▶ Task statement
With the pictures left out, copy the listing below exactly.

▶ Listed entries

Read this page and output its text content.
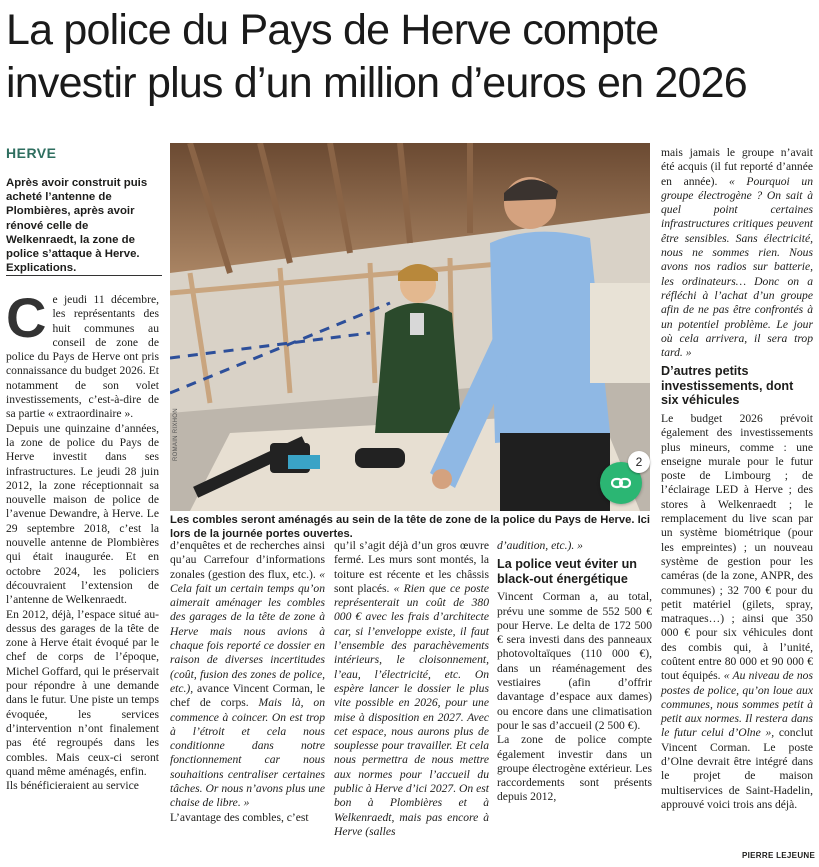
La police du Pays de Herve compte
investir plus d’un million d’euros en 2026
HERVE
Après avoir construit puis acheté l’antenne de Plombières, après avoir rénové celle de Welkenraedt, la zone de police s’attaque à Herve. Explications.
ROMAIN RIXHON
2
Les combles seront aménagés au sein de la tête de zone de la police du Pays de Herve. Ici lors de la journée portes ouvertes.

Ce jeudi 11 décembre, les représentants des huit communes au conseil de zone de police du Pays de Herve ont pris connaissance du budget 2026. Et notamment de son volet investissements, c’est-à-dire de sa partie « extraordinaire ».

Depuis une quinzaine d’années, la zone de police du Pays de Herve investit dans ses infrastructures. Le jeudi 28 juin 2012, la zone réceptionnait sa nouvelle maison de police de l’avenue Dewandre, à Herve. Le 29 septembre 2018, c’est la nouvelle antenne de Plombières qui était inaugurée. Et en octobre 2024, les policiers découvraient l’extension de l’antenne de Welkenraedt.

En 2012, déjà, l’espace situé au-dessus des garages de la tête de zone à Herve était évoqué par le chef de corps de l’époque, Michel Goffard, qui le préservait pour répondre à une demande dans le futur. Une piste un temps évoquée, les services d’intervention n’ont finalement pas été regroupés dans les combles. Mais ceux-ci seront quand même aménagés, enfin.

Ils bénéficieraient au service

d’enquêtes et de recherches ainsi qu’au Carrefour d’informations zonales (gestion des flux, etc.). « Cela fait un certain temps qu’on aimerait aménager les combles des garages de la tête de zone à Herve mais nous avions à chaque fois reporté ce dossier en raison de diverses incertitudes (coût, fusion des zones de police, etc.), avance Vincent Corman, le chef de corps. Mais là, on commence à coincer. On est trop à l’étroit et cela nous conditionne dans notre fonctionnement car nous souhaitions centraliser certaines tâches. Or nous n’avons plus une chaise de libre. »

L’avantage des combles, c’est

qu’il s’agit déjà d’un gros œuvre fermé. Les murs sont montés, la toiture est récente et les châssis sont placés. « Rien que ce poste représenterait un coût de 380 000 € avec les frais d’architecte car, si l’enveloppe existe, il faut l’ensemble des parachèvements intérieurs, le cloisonnement, l’eau, l’électricité, etc. On espère lancer le dossier le plus vite possible en 2026, pour une mise à disposition en 2027. Avec cet espace, nous aurons plus de souplesse pour travailler. Et cela nous permettra de nous mettre aux normes pour l’accueil du public à Herve d’ici 2027. On est bon à Plombières et à Welkenraedt, mais pas encore à Herve (salles

d’audition, etc.). »

La police veut éviter un black-out énergétique

Vincent Corman a, au total, prévu une somme de 552 500 € pour Herve. Le delta de 172 500 € sera investi dans des panneaux photovoltaïques (110 000 €), dans un réaménagement des vestiaires (afin d’offrir davantage d’espace aux dames) ou encore dans une climatisation pour le sas d’accueil (2 500 €).

La zone de police compte également investir dans un groupe électrogène extérieur. Les raccordements sont présents depuis 2012,

mais jamais le groupe n’avait été acquis (il fut reporté d’année en année). « Pourquoi un groupe électrogène ? On sait à quel point certaines infrastructures critiques peuvent être sensibles. Sans électricité, nous ne sommes rien. Nous avons nos radios sur batterie, les ordinateurs… Donc on a réfléchi à l’achat d’un groupe afin de ne pas être confrontés à un potentiel problème. Le jour où cela arrivera, il sera trop tard. »

D’autres petits investissements, dont six véhicules

Le budget 2026 prévoit également des investissements plus mineurs, comme : une enseigne murale pour le futur poste de Limbourg ; de l’éclairage LED à Herve ; des stores à Welkenraedt ; le remplacement du live scan par un système biométrique (pour les empreintes) ; un nouveau système de gestion pour les caméras (de la zone, ANPR, des communes) ; 32 700 € pour du petit matériel (gilets, spray, matraques…) ; ainsi que 350 000 € pour six véhicules dont des combis qui, à l’unité, coûtent entre 80 000 et 90 000 € tout équipés. « Au niveau de nos postes de police, qu’on loue aux communes, nous sommes petit à petit aux normes. Il restera dans le futur celui d’Olne », conclut Vincent Corman. Le poste d’Olne devrait être intégré dans le projet de maison multiservices de Saint-Hadelin, approuvé voici trois ans déjà.

PIERRE LEJEUNE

▶ Result of this exercise
Read this page and output its text content.
La police du Pays de Herve compte
investir plus d’un million d’euros en 2026
HERVE
Après avoir construit puis acheté l’antenne de Plombières, après avoir rénové celle de Welkenraedt, la zone de police s’attaque à Herve. Explications.
ROMAIN RIXHON
2
Les combles seront aménagés au sein de la tête de zone de la police du Pays de Herve. Ici lors de la journée portes ouvertes.

Ce jeudi 11 décembre, les représentants des huit communes au conseil de zone de police du Pays de Herve ont pris connaissance du budget 2026. Et notamment de son volet investissements, c’est-à-dire de sa partie « extraordinaire ».

Depuis une quinzaine d’années, la zone de police du Pays de Herve investit dans ses infrastructures. Le jeudi 28 juin 2012, la zone réceptionnait sa nouvelle maison de police de l’avenue Dewandre, à Herve. Le 29 septembre 2018, c’est la nouvelle antenne de Plombières qui était inaugurée. Et en octobre 2024, les policiers découvraient l’extension de l’antenne de Welkenraedt.

En 2012, déjà, l’espace situé au-dessus des garages de la tête de zone à Herve était évoqué par le chef de corps de l’époque, Michel Goffard, qui le préservait pour répondre à une demande dans le futur. Une piste un temps évoquée, les services d’intervention n’ont finalement pas été regroupés dans les combles. Mais ceux-ci seront quand même aménagés, enfin.

Ils bénéficieraient au service

d’enquêtes et de recherches ainsi qu’au Carrefour d’informations zonales (gestion des flux, etc.). « Cela fait un certain temps qu’on aimerait aménager les combles des garages de la tête de zone à Herve mais nous avions à chaque fois reporté ce dossier en raison de diverses incertitudes (coût, fusion des zones de police, etc.), avance Vincent Corman, le chef de corps. Mais là, on commence à coincer. On est trop à l’étroit et cela nous conditionne dans notre fonctionnement car nous souhaitions centraliser certaines tâches. Or nous n’avons plus une chaise de libre. »

L’avantage des combles, c’est

qu’il s’agit déjà d’un gros œuvre fermé. Les murs sont montés, la toiture est récente et les châssis sont placés. « Rien que ce poste représenterait un coût de 380 000 € avec les frais d’architecte car, si l’enveloppe existe, il faut l’ensemble des parachèvements intérieurs, le cloisonnement, l’eau, l’électricité, etc. On espère lancer le dossier le plus vite possible en 2026, pour une mise à disposition en 2027. Avec cet espace, nous aurons plus de souplesse pour travailler. Et cela nous permettra de nous mettre aux normes pour l’accueil du public à Herve d’ici 2027. On est bon à Plombières et à Welkenraedt, mais pas encore à Herve (salles

d’audition, etc.). »

La police veut éviter un black-out énergétique

Vincent Corman a, au total, prévu une somme de 552 500 € pour Herve. Le delta de 172 500 € sera investi dans des panneaux photovoltaïques (110 000 €), dans un réaménagement des vestiaires (afin d’offrir davantage d’espace aux dames) ou encore dans une climatisation pour le sas d’accueil (2 500 €).

La zone de police compte également investir dans un groupe électrogène extérieur. Les raccordements sont présents depuis 2012,

mais jamais le groupe n’avait été acquis (il fut reporté d’année en année). « Pourquoi un groupe électrogène ? On sait à quel point certaines infrastructures critiques peuvent être sensibles. Sans électricité, nous ne sommes rien. Nous avons nos radios sur batterie, les ordinateurs… Donc on a réfléchi à l’achat d’un groupe afin de ne pas être confrontés à un potentiel problème. Le jour où cela arrivera, il sera trop tard. »

D’autres petits investissements, dont six véhicules

Le budget 2026 prévoit également des investissements plus mineurs, comme : une enseigne murale pour le futur poste de Limbourg ; de l’éclairage LED à Herve ; des stores à Welkenraedt ; le remplacement du live scan par un système biométrique (pour les empreintes) ; un nouveau système de gestion pour les caméras (de la zone, ANPR, des communes) ; 32 700 € pour du petit matériel (gilets, spray, matraques…) ; ainsi que 350 000 € pour six véhicules dont des combis qui, à l’unité, coûtent entre 80 000 et 90 000 € tout équipés. « Au niveau de nos postes de police, qu’on loue aux communes, nous sommes petit à petit aux normes. Il restera dans le futur celui d’Olne », conclut Vincent Corman. Le poste d’Olne devrait être intégré dans le projet de maison multiservices de Saint-Hadelin, approuvé voici trois ans déjà.

PIERRE LEJEUNE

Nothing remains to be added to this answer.